-- Records for the exercise --
::::

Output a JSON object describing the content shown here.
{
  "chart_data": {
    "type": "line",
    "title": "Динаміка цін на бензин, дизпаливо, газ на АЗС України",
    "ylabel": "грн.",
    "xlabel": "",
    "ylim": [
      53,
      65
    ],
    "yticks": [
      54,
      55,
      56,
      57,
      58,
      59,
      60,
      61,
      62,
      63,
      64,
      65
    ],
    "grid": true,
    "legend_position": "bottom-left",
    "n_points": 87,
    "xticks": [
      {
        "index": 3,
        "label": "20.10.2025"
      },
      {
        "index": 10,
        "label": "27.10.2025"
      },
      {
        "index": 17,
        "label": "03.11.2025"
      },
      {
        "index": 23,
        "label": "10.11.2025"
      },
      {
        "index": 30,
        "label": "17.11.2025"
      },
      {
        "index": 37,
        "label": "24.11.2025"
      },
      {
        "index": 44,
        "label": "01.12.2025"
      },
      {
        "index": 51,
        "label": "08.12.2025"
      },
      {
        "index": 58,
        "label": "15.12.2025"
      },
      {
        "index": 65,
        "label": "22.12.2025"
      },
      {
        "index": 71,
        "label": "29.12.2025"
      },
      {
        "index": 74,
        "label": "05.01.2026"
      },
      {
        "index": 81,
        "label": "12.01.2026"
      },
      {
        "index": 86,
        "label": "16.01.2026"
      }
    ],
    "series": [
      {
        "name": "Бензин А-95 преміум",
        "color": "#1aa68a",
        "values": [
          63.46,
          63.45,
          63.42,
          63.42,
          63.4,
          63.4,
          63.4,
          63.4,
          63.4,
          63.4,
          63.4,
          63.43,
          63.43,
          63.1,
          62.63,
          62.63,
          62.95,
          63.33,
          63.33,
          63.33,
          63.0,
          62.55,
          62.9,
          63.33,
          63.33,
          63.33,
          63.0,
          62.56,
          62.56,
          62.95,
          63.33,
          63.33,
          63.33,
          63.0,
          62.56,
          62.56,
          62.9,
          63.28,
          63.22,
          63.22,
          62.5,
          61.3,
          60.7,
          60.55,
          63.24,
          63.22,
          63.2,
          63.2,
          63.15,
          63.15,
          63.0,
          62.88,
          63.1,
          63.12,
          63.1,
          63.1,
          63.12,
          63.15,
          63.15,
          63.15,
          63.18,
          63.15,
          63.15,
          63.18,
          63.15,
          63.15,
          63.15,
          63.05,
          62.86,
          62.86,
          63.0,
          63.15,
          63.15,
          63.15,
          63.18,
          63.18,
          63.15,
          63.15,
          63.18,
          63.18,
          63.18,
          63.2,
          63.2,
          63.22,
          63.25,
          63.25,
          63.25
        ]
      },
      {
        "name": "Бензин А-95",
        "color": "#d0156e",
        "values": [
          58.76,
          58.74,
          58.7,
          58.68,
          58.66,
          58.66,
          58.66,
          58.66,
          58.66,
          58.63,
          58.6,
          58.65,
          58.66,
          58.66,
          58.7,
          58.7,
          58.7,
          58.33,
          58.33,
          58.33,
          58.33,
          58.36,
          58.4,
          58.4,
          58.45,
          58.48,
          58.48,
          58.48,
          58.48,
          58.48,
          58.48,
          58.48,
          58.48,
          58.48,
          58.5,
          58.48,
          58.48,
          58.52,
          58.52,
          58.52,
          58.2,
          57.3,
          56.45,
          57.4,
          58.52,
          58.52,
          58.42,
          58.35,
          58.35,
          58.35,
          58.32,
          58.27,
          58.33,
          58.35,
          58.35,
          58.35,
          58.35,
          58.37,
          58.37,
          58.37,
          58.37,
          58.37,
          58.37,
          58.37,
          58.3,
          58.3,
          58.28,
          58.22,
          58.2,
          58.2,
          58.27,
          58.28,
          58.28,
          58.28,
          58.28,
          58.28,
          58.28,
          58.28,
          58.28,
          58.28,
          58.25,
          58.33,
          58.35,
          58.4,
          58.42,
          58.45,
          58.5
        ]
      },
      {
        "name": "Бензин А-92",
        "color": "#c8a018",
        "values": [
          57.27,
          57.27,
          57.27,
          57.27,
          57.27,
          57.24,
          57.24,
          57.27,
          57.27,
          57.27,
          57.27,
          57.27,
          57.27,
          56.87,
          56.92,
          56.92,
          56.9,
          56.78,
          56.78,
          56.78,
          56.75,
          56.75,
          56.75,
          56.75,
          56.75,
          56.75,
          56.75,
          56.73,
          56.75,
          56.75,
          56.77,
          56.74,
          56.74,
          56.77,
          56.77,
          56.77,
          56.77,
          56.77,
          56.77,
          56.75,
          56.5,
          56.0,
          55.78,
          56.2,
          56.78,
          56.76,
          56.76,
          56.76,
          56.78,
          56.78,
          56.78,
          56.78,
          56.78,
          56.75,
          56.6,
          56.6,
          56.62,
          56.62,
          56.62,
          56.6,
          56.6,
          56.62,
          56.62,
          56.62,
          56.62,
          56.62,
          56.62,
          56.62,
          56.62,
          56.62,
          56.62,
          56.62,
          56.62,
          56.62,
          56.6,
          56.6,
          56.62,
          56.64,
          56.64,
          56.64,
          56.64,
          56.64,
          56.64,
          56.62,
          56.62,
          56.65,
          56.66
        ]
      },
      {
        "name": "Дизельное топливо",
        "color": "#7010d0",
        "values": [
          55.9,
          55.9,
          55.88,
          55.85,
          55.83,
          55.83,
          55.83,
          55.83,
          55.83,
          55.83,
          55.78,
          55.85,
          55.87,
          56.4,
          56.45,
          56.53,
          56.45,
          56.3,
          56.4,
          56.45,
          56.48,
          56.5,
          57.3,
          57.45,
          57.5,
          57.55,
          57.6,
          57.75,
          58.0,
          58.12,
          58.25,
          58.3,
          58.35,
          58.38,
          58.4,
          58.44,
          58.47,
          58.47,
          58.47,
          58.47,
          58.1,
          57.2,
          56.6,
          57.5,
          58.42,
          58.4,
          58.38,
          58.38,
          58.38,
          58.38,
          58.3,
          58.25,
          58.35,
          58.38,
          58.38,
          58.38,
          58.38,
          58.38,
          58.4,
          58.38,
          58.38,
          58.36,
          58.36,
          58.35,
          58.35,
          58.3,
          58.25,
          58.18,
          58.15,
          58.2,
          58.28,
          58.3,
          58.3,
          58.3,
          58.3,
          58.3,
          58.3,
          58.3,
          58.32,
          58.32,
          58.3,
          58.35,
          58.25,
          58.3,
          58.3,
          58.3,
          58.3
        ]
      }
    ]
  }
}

::::

-- Task description --
Reproduce all of the entries word for word.

-- Response --
Output a JSON object describing the content shown here.
{
  "chart_data": {
    "type": "line",
    "title": "Динаміка цін на бензин, дизпаливо, газ на АЗС України",
    "ylabel": "грн.",
    "xlabel": "",
    "ylim": [
      53,
      65
    ],
    "yticks": [
      54,
      55,
      56,
      57,
      58,
      59,
      60,
      61,
      62,
      63,
      64,
      65
    ],
    "grid": true,
    "legend_position": "bottom-left",
    "n_points": 87,
    "xticks": [
      {
        "index": 3,
        "label": "20.10.2025"
      },
      {
        "index": 10,
        "label": "27.10.2025"
      },
      {
        "index": 17,
        "label": "03.11.2025"
      },
      {
        "index": 23,
        "label": "10.11.2025"
      },
      {
        "index": 30,
        "label": "17.11.2025"
      },
      {
        "index": 37,
        "label": "24.11.2025"
      },
      {
        "index": 44,
        "label": "01.12.2025"
      },
      {
        "index": 51,
        "label": "08.12.2025"
      },
      {
        "index": 58,
        "label": "15.12.2025"
      },
      {
        "index": 65,
        "label": "22.12.2025"
      },
      {
        "index": 71,
        "label": "29.12.2025"
      },
      {
        "index": 74,
        "label": "05.01.2026"
      },
      {
        "index": 81,
        "label": "12.01.2026"
      },
      {
        "index": 86,
        "label": "16.01.2026"
      }
    ],
    "series": [
      {
        "name": "Бензин А-95 преміум",
        "color": "#1aa68a",
        "values": [
          63.46,
          63.45,
          63.42,
          63.42,
          63.4,
          63.4,
          63.4,
          63.4,
          63.4,
          63.4,
          63.4,
          63.43,
          63.43,
          63.1,
          62.63,
          62.63,
          62.95,
          63.33,
          63.33,
          63.33,
          63.0,
          62.55,
          62.9,
          63.33,
          63.33,
          63.33,
          63.0,
          62.56,
          62.56,
          62.95,
          63.33,
          63.33,
          63.33,
          63.0,
          62.56,
          62.56,
          62.9,
          63.28,
          63.22,
          63.22,
          62.5,
          61.3,
          60.7,
          60.55,
          63.24,
          63.22,
          63.2,
          63.2,
          63.15,
          63.15,
          63.0,
          62.88,
          63.1,
          63.12,
          63.1,
          63.1,
          63.12,
          63.15,
          63.15,
          63.15,
          63.18,
          63.15,
          63.15,
          63.18,
          63.15,
          63.15,
          63.15,
          63.05,
          62.86,
          62.86,
          63.0,
          63.15,
          63.15,
          63.15,
          63.18,
          63.18,
          63.15,
          63.15,
          63.18,
          63.18,
          63.18,
          63.2,
          63.2,
          63.22,
          63.25,
          63.25,
          63.25
        ]
      },
      {
        "name": "Бензин А-95",
        "color": "#d0156e",
        "values": [
          58.76,
          58.74,
          58.7,
          58.68,
          58.66,
          58.66,
          58.66,
          58.66,
          58.66,
          58.63,
          58.6,
          58.65,
          58.66,
          58.66,
          58.7,
          58.7,
          58.7,
          58.33,
          58.33,
          58.33,
          58.33,
          58.36,
          58.4,
          58.4,
          58.45,
          58.48,
          58.48,
          58.48,
          58.48,
          58.48,
          58.48,
          58.48,
          58.48,
          58.48,
          58.5,
          58.48,
          58.48,
          58.52,
          58.52,
          58.52,
          58.2,
          57.3,
          56.45,
          57.4,
          58.52,
          58.52,
          58.42,
          58.35,
          58.35,
          58.35,
          58.32,
          58.27,
          58.33,
          58.35,
          58.35,
          58.35,
          58.35,
          58.37,
          58.37,
          58.37,
          58.37,
          58.37,
          58.37,
          58.37,
          58.3,
          58.3,
          58.28,
          58.22,
          58.2,
          58.2,
          58.27,
          58.28,
          58.28,
          58.28,
          58.28,
          58.28,
          58.28,
          58.28,
          58.28,
          58.28,
          58.25,
          58.33,
          58.35,
          58.4,
          58.42,
          58.45,
          58.5
        ]
      },
      {
        "name": "Бензин А-92",
        "color": "#c8a018",
        "values": [
          57.27,
          57.27,
          57.27,
          57.27,
          57.27,
          57.24,
          57.24,
          57.27,
          57.27,
          57.27,
          57.27,
          57.27,
          57.27,
          56.87,
          56.92,
          56.92,
          56.9,
          56.78,
          56.78,
          56.78,
          56.75,
          56.75,
          56.75,
          56.75,
          56.75,
          56.75,
          56.75,
          56.73,
          56.75,
          56.75,
          56.77,
          56.74,
          56.74,
          56.77,
          56.77,
          56.77,
          56.77,
          56.77,
          56.77,
          56.75,
          56.5,
          56.0,
          55.78,
          56.2,
          56.78,
          56.76,
          56.76,
          56.76,
          56.78,
          56.78,
          56.78,
          56.78,
          56.78,
          56.75,
          56.6,
          56.6,
          56.62,
          56.62,
          56.62,
          56.6,
          56.6,
          56.62,
          56.62,
          56.62,
          56.62,
          56.62,
          56.62,
          56.62,
          56.62,
          56.62,
          56.62,
          56.62,
          56.62,
          56.62,
          56.6,
          56.6,
          56.62,
          56.64,
          56.64,
          56.64,
          56.64,
          56.64,
          56.64,
          56.62,
          56.62,
          56.65,
          56.66
        ]
      },
      {
        "name": "Дизельное топливо",
        "color": "#7010d0",
        "values": [
          55.9,
          55.9,
          55.88,
          55.85,
          55.83,
          55.83,
          55.83,
          55.83,
          55.83,
          55.83,
          55.78,
          55.85,
          55.87,
          56.4,
          56.45,
          56.53,
          56.45,
          56.3,
          56.4,
          56.45,
          56.48,
          56.5,
          57.3,
          57.45,
          57.5,
          57.55,
          57.6,
          57.75,
          58.0,
          58.12,
          58.25,
          58.3,
          58.35,
          58.38,
          58.4,
          58.44,
          58.47,
          58.47,
          58.47,
          58.47,
          58.1,
          57.2,
          56.6,
          57.5,
          58.42,
          58.4,
          58.38,
          58.38,
          58.38,
          58.38,
          58.3,
          58.25,
          58.35,
          58.38,
          58.38,
          58.38,
          58.38,
          58.38,
          58.4,
          58.38,
          58.38,
          58.36,
          58.36,
          58.35,
          58.35,
          58.3,
          58.25,
          58.18,
          58.15,
          58.2,
          58.28,
          58.3,
          58.3,
          58.3,
          58.3,
          58.3,
          58.3,
          58.3,
          58.32,
          58.32,
          58.3,
          58.35,
          58.25,
          58.3,
          58.3,
          58.3,
          58.3
        ]
      }
    ]
  }
}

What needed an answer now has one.